Write out the listing below exactly, and omit any images you find in it.

● **Stored records**:
_____

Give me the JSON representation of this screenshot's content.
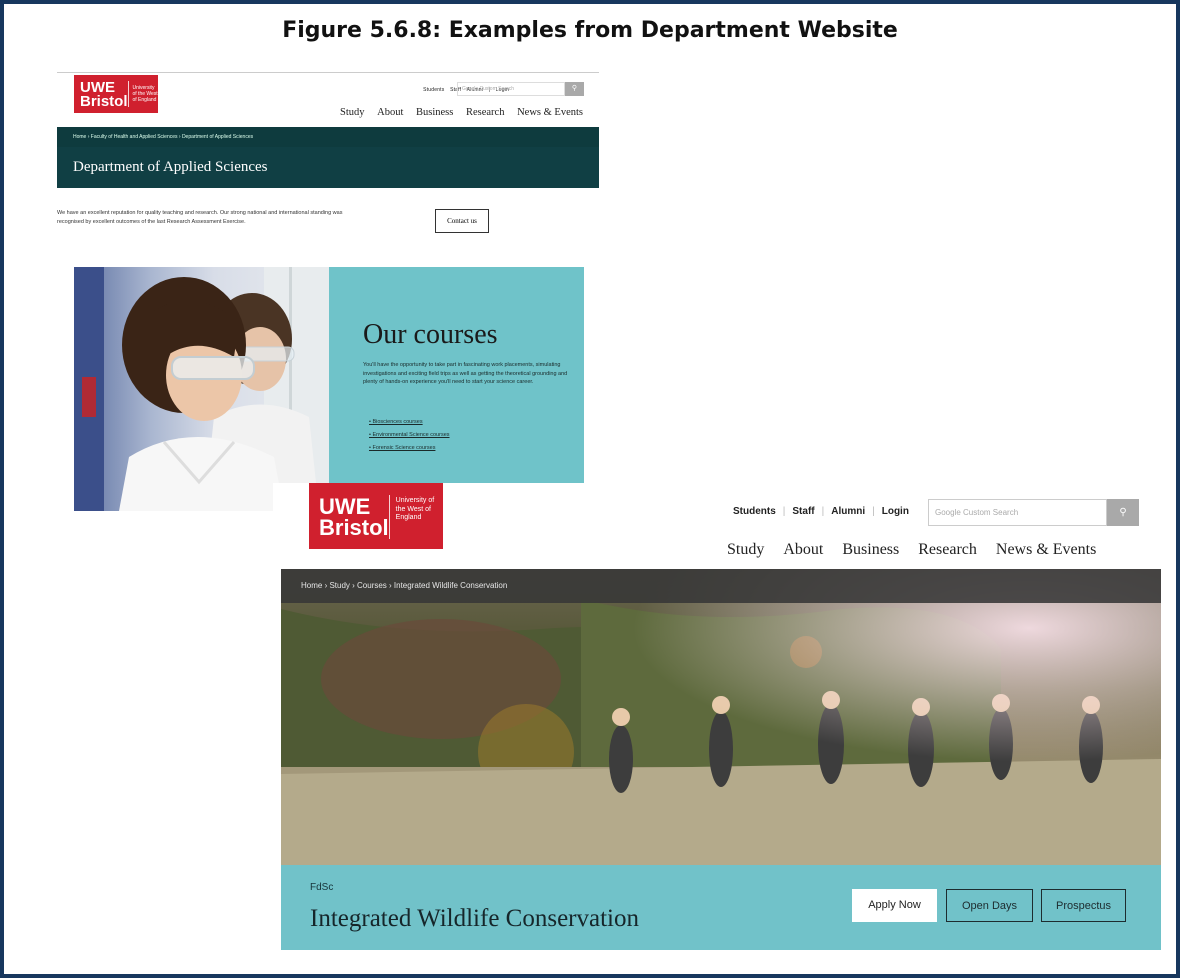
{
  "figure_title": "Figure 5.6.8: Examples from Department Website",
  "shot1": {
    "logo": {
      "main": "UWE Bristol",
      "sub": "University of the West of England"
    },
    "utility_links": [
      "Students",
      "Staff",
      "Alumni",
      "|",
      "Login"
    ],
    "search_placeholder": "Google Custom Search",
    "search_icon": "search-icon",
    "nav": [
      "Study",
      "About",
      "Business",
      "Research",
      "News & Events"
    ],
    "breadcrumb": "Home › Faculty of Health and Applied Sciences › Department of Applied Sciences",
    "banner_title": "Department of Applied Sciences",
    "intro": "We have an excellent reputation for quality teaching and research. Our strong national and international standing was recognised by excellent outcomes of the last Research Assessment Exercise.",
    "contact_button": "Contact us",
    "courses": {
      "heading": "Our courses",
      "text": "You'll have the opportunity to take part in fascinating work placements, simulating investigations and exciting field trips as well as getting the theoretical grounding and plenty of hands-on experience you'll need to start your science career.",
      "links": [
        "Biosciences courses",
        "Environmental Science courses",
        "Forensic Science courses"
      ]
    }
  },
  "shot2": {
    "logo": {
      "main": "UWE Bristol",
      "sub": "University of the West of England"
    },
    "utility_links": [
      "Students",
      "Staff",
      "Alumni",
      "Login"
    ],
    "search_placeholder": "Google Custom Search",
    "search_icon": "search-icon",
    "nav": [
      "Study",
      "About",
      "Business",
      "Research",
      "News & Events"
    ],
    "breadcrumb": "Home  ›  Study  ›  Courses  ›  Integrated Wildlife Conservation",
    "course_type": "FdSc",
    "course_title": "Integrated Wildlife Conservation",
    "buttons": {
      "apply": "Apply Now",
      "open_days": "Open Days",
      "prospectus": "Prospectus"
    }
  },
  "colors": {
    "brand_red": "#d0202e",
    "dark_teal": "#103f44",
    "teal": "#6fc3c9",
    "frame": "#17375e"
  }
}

_____

● **Answer for the task**:
Give me the JSON representation of this screenshot's content.
{
  "figure_title": "Figure 5.6.8: Examples from Department Website",
  "shot1": {
    "logo": {
      "main": "UWE Bristol",
      "sub": "University of the West of England"
    },
    "utility_links": [
      "Students",
      "Staff",
      "Alumni",
      "|",
      "Login"
    ],
    "search_placeholder": "Google Custom Search",
    "search_icon": "search-icon",
    "nav": [
      "Study",
      "About",
      "Business",
      "Research",
      "News & Events"
    ],
    "breadcrumb": "Home › Faculty of Health and Applied Sciences › Department of Applied Sciences",
    "banner_title": "Department of Applied Sciences",
    "intro": "We have an excellent reputation for quality teaching and research. Our strong national and international standing was recognised by excellent outcomes of the last Research Assessment Exercise.",
    "contact_button": "Contact us",
    "courses": {
      "heading": "Our courses",
      "text": "You'll have the opportunity to take part in fascinating work placements, simulating investigations and exciting field trips as well as getting the theoretical grounding and plenty of hands-on experience you'll need to start your science career.",
      "links": [
        "Biosciences courses",
        "Environmental Science courses",
        "Forensic Science courses"
      ]
    }
  },
  "shot2": {
    "logo": {
      "main": "UWE Bristol",
      "sub": "University of the West of England"
    },
    "utility_links": [
      "Students",
      "Staff",
      "Alumni",
      "Login"
    ],
    "search_placeholder": "Google Custom Search",
    "search_icon": "search-icon",
    "nav": [
      "Study",
      "About",
      "Business",
      "Research",
      "News & Events"
    ],
    "breadcrumb": "Home  ›  Study  ›  Courses  ›  Integrated Wildlife Conservation",
    "course_type": "FdSc",
    "course_title": "Integrated Wildlife Conservation",
    "buttons": {
      "apply": "Apply Now",
      "open_days": "Open Days",
      "prospectus": "Prospectus"
    }
  },
  "colors": {
    "brand_red": "#d0202e",
    "dark_teal": "#103f44",
    "teal": "#6fc3c9",
    "frame": "#17375e"
  }
}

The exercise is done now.